*** Bagian Dokumen

Public Interest ?

SURAT TERBUKA.

*Tulisan ini saya dedikasikan untuk sahabat-sahabat saya yang menang dalam urusan masing-masing.

إِنَّ ٱللَّهَ يَأْمُرُكُمْ أَن تُؤَدُّوا۟ ٱلْأَمَٰنَٰتِ إِلَىٰٓ أَهْلِهَا وَإِذَا حَكَمْتُم بَيْنَ ٱلنَّاسِ أَن تَحْكُمُوا۟ بِٱلْعَدْلِ ۚ إِنَّ ٱللَّهَ نِعِمَّا يَعِظُكُم بِهِۦٓ ۗ إِنَّ ٱللَّهَ كَانَ سَمِيعًۢا بَصِيرً

Bung, kita pernah menatap indahnya langit malam di tanah nenek moyang kita yang sama. Menghabiskan hari dalam satu minggu bersama-sama, menapaki jejak yang sama, punya visi hidup yang sama, dan kemudian kita berproses menjadi pembelajar yang membela harkat dan martabat manusia!.

Jauh sebelum itu, saya sudah menerka-nerka neraka apa yang akan saya dapat di dunia ini. Bertahun saya menapaki jalan-jalan yang sunyi, gerakan-gerakan yang kelam, keterasingan, ketertutupan, dan menyuarakan diam. Itu jalan yang saya jejaki karena kesanggupan hati saya yang tak mampu untuk berpihak diantara orang-orang yang mempunyai identitas yang sama.

******

- _Instruksi Tugas a_
Kutiplah seluruh surat terbuka di atas tanpa perubahan sedikit pun.

*** Data Sumber

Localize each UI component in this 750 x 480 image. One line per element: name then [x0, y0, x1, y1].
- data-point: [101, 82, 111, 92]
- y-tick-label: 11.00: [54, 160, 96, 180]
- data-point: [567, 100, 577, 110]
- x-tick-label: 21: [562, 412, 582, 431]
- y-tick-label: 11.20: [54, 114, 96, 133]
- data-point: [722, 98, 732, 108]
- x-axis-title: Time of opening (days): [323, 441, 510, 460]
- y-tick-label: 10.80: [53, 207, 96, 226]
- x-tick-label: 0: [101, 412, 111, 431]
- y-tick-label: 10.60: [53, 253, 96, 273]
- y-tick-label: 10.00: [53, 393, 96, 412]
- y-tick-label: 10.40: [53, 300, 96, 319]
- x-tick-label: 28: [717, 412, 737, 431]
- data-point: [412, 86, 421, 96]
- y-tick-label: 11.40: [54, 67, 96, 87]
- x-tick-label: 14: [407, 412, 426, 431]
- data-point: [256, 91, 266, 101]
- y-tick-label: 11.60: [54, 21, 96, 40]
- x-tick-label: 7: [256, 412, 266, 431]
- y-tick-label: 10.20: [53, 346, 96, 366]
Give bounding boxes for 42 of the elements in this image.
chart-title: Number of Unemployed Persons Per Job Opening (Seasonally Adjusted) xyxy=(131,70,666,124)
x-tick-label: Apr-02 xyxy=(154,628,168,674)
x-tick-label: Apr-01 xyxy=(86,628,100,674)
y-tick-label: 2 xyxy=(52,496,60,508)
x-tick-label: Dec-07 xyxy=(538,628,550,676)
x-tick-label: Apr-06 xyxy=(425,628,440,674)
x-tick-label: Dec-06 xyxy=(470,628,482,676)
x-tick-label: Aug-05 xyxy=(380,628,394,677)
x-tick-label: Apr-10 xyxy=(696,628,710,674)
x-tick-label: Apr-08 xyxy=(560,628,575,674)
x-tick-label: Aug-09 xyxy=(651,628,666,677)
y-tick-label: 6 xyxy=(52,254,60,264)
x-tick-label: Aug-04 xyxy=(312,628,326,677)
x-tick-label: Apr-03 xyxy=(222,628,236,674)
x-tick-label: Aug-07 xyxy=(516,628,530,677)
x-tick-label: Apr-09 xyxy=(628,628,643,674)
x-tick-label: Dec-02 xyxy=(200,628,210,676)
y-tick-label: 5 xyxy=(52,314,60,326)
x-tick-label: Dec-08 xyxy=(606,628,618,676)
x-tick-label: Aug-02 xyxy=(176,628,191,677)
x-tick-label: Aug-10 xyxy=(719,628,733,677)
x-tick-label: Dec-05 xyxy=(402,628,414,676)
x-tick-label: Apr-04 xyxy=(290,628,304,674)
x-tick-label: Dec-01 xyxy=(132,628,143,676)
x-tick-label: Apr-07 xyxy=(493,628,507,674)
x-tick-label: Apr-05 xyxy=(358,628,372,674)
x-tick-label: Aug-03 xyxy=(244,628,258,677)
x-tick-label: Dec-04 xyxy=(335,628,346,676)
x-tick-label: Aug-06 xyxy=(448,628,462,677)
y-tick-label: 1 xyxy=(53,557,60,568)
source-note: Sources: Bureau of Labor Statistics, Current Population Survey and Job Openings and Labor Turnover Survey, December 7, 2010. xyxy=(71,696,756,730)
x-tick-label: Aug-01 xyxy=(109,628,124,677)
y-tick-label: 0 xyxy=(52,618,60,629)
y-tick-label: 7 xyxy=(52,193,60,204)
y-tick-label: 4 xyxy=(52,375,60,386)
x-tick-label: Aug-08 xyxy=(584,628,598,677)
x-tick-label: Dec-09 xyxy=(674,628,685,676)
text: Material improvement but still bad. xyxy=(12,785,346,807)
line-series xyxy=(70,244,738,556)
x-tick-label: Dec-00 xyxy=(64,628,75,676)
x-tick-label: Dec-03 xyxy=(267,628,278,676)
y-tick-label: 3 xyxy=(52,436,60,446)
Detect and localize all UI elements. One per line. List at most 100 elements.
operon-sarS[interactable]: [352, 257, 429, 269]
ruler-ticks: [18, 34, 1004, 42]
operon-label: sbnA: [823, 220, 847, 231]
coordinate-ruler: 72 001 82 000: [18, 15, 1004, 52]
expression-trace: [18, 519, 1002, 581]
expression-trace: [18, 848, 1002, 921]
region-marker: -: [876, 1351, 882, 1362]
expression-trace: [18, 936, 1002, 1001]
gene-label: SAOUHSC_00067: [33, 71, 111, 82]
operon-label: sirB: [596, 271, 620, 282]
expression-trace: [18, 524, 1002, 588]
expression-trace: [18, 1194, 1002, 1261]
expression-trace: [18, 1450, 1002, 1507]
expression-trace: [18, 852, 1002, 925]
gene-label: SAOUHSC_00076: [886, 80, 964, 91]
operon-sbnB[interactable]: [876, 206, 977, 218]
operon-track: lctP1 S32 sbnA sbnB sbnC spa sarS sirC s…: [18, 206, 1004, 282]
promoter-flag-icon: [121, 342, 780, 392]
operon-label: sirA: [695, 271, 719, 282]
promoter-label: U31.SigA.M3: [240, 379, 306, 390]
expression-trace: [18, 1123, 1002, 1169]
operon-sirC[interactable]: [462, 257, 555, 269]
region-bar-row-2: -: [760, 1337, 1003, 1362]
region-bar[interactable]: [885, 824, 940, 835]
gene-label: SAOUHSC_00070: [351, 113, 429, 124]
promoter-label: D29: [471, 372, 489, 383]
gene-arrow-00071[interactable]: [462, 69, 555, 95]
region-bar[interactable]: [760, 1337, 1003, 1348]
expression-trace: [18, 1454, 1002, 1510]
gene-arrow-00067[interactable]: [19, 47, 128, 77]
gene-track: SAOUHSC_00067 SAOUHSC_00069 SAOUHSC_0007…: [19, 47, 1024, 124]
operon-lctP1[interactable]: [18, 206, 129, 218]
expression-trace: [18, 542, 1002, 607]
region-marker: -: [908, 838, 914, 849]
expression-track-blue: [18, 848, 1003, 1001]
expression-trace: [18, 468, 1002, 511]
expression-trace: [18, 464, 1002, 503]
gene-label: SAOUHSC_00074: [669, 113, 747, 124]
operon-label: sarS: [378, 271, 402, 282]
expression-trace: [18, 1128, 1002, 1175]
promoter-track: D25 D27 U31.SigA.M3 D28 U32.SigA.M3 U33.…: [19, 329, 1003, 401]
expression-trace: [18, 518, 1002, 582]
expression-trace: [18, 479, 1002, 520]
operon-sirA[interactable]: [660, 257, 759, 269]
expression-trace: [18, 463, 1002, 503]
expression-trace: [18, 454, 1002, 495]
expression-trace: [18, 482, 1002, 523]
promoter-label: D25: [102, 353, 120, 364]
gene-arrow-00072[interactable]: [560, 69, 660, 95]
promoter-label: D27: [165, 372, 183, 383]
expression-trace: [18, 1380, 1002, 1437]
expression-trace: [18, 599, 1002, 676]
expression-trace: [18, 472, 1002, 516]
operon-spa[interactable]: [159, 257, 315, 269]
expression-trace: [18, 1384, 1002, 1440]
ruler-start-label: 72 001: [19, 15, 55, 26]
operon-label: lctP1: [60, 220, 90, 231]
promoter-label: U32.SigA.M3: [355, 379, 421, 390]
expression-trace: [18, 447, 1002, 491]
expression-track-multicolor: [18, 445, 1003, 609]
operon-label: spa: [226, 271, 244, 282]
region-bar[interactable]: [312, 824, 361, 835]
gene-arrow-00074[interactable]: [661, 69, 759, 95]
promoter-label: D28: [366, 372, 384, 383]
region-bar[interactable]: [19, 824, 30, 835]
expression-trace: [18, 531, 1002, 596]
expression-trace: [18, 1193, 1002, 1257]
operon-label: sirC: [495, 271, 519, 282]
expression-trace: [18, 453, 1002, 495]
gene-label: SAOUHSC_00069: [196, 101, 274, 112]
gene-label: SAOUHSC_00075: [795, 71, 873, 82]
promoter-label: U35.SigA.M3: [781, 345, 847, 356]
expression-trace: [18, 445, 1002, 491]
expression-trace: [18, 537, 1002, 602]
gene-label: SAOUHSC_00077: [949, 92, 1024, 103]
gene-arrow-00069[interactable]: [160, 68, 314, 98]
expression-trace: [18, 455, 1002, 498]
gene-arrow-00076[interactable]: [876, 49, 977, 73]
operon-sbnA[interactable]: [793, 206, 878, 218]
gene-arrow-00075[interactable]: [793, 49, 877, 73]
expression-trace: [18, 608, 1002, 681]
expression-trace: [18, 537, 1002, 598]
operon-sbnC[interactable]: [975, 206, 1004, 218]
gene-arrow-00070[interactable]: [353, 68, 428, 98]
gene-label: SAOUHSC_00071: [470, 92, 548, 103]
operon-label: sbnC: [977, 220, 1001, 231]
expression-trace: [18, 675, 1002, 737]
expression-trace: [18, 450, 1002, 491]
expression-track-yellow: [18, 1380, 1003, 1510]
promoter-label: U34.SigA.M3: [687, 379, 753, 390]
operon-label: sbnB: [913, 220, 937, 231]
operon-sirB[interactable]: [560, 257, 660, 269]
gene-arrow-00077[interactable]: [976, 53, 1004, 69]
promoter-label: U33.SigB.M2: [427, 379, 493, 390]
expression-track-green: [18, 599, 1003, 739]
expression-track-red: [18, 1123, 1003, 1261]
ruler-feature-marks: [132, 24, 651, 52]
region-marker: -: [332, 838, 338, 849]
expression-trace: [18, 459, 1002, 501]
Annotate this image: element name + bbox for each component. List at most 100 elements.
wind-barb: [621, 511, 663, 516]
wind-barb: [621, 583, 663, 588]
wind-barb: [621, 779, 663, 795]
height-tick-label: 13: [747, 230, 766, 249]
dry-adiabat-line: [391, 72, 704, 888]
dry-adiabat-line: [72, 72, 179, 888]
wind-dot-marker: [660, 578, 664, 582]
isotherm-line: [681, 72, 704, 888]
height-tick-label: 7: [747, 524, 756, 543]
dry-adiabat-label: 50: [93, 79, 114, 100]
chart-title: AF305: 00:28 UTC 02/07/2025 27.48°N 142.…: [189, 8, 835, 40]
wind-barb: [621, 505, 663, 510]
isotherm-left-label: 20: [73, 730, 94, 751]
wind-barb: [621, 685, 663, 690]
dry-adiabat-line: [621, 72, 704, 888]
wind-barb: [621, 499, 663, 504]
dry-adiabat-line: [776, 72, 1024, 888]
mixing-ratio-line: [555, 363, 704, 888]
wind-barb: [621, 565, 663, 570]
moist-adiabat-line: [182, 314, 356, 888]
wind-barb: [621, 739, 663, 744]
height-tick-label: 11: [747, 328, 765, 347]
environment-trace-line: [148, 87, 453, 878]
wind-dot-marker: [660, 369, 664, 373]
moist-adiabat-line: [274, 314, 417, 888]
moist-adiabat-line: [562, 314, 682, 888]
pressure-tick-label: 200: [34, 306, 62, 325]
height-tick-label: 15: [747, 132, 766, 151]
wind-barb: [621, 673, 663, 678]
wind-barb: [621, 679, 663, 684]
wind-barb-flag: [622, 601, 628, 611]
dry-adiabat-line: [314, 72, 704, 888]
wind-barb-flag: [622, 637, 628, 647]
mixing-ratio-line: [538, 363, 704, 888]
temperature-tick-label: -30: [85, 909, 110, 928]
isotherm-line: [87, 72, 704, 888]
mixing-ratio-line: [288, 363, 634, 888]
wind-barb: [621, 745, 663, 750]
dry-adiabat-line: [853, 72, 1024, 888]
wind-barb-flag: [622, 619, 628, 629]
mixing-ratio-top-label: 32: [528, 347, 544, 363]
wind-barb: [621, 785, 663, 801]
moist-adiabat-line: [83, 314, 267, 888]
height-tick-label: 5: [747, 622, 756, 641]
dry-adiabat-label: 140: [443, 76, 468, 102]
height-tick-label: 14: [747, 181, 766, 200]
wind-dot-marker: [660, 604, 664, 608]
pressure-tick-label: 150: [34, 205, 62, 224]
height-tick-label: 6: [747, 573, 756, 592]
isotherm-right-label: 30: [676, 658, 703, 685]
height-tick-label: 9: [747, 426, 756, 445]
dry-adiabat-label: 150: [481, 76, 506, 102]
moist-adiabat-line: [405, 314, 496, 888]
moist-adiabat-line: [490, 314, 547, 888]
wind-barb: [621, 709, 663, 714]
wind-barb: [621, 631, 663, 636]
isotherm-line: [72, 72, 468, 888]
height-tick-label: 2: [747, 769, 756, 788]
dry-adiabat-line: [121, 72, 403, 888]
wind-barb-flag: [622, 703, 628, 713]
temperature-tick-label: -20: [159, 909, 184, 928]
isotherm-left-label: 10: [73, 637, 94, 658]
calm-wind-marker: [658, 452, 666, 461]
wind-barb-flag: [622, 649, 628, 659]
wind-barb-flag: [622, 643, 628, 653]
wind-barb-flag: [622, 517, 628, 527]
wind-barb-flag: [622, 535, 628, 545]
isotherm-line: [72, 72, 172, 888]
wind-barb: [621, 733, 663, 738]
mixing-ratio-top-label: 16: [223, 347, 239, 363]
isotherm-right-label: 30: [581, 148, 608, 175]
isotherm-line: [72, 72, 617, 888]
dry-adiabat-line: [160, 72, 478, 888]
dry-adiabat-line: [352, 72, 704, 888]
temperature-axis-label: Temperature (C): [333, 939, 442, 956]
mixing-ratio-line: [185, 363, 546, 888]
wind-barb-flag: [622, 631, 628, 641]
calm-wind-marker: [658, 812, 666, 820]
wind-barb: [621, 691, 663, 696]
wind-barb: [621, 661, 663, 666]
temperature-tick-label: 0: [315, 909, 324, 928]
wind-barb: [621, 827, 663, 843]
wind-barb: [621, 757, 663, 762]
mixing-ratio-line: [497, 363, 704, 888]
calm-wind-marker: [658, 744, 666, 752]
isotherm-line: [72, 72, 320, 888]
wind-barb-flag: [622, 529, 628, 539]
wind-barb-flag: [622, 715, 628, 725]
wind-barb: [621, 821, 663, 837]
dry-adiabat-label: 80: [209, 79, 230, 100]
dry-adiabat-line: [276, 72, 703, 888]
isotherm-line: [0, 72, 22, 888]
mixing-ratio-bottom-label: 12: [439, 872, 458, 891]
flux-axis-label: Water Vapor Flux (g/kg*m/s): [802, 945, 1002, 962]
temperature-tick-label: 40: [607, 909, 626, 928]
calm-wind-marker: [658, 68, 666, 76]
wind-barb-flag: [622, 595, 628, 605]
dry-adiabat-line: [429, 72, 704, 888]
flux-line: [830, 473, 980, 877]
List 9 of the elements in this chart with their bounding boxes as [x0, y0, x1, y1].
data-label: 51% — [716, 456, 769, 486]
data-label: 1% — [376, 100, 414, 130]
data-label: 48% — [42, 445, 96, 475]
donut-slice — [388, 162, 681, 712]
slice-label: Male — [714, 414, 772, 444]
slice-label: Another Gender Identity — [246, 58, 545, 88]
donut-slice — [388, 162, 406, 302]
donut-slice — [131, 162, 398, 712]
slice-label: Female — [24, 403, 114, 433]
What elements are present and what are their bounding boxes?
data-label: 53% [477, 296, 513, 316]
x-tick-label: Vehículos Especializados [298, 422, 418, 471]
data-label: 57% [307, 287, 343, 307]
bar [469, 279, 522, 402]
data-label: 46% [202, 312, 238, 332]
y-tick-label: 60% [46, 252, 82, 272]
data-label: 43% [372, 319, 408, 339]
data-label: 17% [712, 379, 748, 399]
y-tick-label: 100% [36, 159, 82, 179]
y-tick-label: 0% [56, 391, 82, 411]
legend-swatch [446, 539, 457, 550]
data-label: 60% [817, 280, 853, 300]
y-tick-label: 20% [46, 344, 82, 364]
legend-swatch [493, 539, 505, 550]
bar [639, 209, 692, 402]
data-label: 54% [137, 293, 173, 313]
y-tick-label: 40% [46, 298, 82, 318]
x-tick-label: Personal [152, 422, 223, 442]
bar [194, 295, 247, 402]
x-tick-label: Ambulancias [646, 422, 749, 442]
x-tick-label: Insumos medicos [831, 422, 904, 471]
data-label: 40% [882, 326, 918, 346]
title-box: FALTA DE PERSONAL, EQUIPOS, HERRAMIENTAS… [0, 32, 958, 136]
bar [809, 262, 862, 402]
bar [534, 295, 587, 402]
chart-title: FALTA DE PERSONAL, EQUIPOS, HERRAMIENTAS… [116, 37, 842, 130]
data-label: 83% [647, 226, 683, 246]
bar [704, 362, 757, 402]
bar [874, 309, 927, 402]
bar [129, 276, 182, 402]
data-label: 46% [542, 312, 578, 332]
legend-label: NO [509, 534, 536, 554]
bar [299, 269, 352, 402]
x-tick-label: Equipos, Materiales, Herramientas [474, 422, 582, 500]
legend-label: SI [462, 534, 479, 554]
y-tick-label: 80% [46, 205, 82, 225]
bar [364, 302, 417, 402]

******

- _Instruksi Tugas b_
Tuliskan kembali entri dari baris pertama sampai dengan baris yang memuat "x-tick-label: Apr-04 xyxy=(290,628,304,674)", termasuk baris itu, dengan menukar setiap "data-point" menjadi "plot-point" dan mempertahankan semua bagian lainnya.

- _Pembahasan Jawaban a_
Public Interest ?

SURAT TERBUKA.

*Tulisan ini saya dedikasikan untuk sahabat-sahabat saya yang menang dalam urusan masing-masing.

إِنَّ ٱللَّهَ يَأْمُرُكُمْ أَن تُؤَدُّوا۟ ٱلْأَمَٰنَٰتِ إِلَىٰٓ أَهْلِهَا وَإِذَا حَكَمْتُم بَيْنَ ٱلنَّاسِ أَن تَحْكُمُوا۟ بِٱلْعَدْلِ ۚ إِنَّ ٱللَّهَ نِعِمَّا يَعِظُكُم بِهِۦٓ ۗ إِنَّ ٱللَّهَ كَانَ سَمِيعًۢا بَصِيرً

Bung, kita pernah menatap indahnya langit malam di tanah nenek moyang kita yang sama. Menghabiskan hari dalam satu minggu bersama-sama, menapaki jejak yang sama, punya visi hidup yang sama, dan kemudian kita berproses menjadi pembelajar yang membela harkat dan martabat manusia!.

Jauh sebelum itu, saya sudah menerka-nerka neraka apa yang akan saya dapat di dunia ini. Bertahun saya menapaki jalan-jalan yang sunyi, gerakan-gerakan yang kelam, keterasingan, ketertutupan, dan menyuarakan diam. Itu jalan yang saya jejaki karena kesanggupan hati saya yang tak mampu untuk berpihak diantara orang-orang yang mempunyai identitas yang sama.

- _Pembahasan Jawaban b_
Localize each UI component in this 750 x 480 image. One line per element: name then [x0, y0, x1, y1].
- plot-point: [101, 82, 111, 92]
- y-tick-label: 11.00: [54, 160, 96, 180]
- plot-point: [567, 100, 577, 110]
- x-tick-label: 21: [562, 412, 582, 431]
- y-tick-label: 11.20: [54, 114, 96, 133]
- plot-point: [722, 98, 732, 108]
- x-axis-title: Time of opening (days): [323, 441, 510, 460]
- y-tick-label: 10.80: [53, 207, 96, 226]
- x-tick-label: 0: [101, 412, 111, 431]
- y-tick-label: 10.60: [53, 253, 96, 273]
- y-tick-label: 10.00: [53, 393, 96, 412]
- y-tick-label: 10.40: [53, 300, 96, 319]
- x-tick-label: 28: [717, 412, 737, 431]
- plot-point: [412, 86, 421, 96]
- y-tick-label: 11.40: [54, 67, 96, 87]
- x-tick-label: 14: [407, 412, 426, 431]
- plot-point: [256, 91, 266, 101]
- y-tick-label: 11.60: [54, 21, 96, 40]
- x-tick-label: 7: [256, 412, 266, 431]
- y-tick-label: 10.20: [53, 346, 96, 366]
Give bounding boxes for 42 of the elements in this image.
chart-title: Number of Unemployed Persons Per Job Opening (Seasonally Adjusted) xyxy=(131,70,666,124)
x-tick-label: Apr-02 xyxy=(154,628,168,674)
x-tick-label: Apr-01 xyxy=(86,628,100,674)
y-tick-label: 2 xyxy=(52,496,60,508)
x-tick-label: Dec-07 xyxy=(538,628,550,676)
x-tick-label: Apr-06 xyxy=(425,628,440,674)
x-tick-label: Dec-06 xyxy=(470,628,482,676)
x-tick-label: Aug-05 xyxy=(380,628,394,677)
x-tick-label: Apr-10 xyxy=(696,628,710,674)
x-tick-label: Apr-08 xyxy=(560,628,575,674)
x-tick-label: Aug-09 xyxy=(651,628,666,677)
y-tick-label: 6 xyxy=(52,254,60,264)
x-tick-label: Aug-04 xyxy=(312,628,326,677)
x-tick-label: Apr-03 xyxy=(222,628,236,674)
x-tick-label: Aug-07 xyxy=(516,628,530,677)
x-tick-label: Apr-09 xyxy=(628,628,643,674)
x-tick-label: Dec-02 xyxy=(200,628,210,676)
y-tick-label: 5 xyxy=(52,314,60,326)
x-tick-label: Dec-08 xyxy=(606,628,618,676)
x-tick-label: Aug-02 xyxy=(176,628,191,677)
x-tick-label: Aug-10 xyxy=(719,628,733,677)
x-tick-label: Dec-05 xyxy=(402,628,414,676)
x-tick-label: Apr-04 xyxy=(290,628,304,674)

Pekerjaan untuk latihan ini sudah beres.